__Data section__

** BEGIN **

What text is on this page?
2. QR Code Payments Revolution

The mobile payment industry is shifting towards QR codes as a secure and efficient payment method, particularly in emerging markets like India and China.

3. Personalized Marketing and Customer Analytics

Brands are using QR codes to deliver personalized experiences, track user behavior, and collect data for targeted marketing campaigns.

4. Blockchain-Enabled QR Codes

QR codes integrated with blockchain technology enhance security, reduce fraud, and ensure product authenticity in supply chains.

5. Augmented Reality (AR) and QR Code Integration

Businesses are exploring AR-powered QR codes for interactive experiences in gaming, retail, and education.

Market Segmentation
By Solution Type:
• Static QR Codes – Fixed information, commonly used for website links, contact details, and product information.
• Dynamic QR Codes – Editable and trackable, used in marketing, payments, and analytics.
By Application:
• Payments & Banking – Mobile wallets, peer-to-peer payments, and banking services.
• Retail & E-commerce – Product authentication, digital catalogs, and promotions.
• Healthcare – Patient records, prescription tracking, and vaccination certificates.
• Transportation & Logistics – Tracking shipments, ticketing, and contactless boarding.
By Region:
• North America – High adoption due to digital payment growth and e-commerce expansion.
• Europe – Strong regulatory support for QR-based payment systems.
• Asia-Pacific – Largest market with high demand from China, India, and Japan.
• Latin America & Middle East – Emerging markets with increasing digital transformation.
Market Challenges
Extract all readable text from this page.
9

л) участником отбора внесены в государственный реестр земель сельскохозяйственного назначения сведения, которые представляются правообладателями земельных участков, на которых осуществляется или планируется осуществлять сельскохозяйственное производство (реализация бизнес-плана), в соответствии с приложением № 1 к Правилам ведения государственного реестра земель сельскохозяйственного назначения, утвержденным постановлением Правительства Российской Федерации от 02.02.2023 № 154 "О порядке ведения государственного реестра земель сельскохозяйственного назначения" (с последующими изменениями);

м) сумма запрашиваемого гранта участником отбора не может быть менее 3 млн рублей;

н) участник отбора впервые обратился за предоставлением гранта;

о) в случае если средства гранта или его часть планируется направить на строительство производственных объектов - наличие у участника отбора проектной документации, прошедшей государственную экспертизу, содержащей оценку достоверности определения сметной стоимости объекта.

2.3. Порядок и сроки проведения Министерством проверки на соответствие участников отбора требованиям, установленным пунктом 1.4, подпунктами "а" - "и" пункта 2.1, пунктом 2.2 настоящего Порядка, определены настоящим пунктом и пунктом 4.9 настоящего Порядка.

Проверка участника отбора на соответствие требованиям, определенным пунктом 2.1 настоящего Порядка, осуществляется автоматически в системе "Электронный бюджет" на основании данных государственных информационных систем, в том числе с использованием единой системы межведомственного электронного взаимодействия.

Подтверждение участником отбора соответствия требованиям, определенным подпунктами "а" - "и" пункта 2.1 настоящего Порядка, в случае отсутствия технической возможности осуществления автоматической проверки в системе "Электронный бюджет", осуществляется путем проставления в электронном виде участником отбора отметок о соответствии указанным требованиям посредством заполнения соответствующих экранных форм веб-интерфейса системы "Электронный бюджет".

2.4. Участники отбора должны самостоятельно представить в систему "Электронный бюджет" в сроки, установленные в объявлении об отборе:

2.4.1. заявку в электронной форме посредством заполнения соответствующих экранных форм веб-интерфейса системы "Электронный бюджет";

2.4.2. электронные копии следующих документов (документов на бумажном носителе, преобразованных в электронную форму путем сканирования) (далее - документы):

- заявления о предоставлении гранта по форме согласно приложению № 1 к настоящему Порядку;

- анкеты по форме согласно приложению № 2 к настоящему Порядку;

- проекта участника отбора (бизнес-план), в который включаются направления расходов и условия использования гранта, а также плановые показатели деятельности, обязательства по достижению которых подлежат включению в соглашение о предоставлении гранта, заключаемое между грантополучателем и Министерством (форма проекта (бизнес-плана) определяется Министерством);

** END **

__Objective__
Copy down every line of the entries containing the word "Министерством".

__Reply__
2.3. Порядок и сроки проведения Министерством проверки на соответствие участников отбора требованиям, установленным пунктом 1.4, подпунктами "а" - "и" пункта 2.1, пунктом 2.2 настоящего Порядка, определены настоящим пунктом и пунктом 4.9 настоящего Порядка.
- проекта участника отбора (бизнес-план), в который включаются направления расходов и условия использования гранта, а также плановые показатели деятельности, обязательства по достижению которых подлежат включению в соглашение о предоставлении гранта, заключаемое между грантополучателем и Министерством (форма проекта (бизнес-плана) определяется Министерством);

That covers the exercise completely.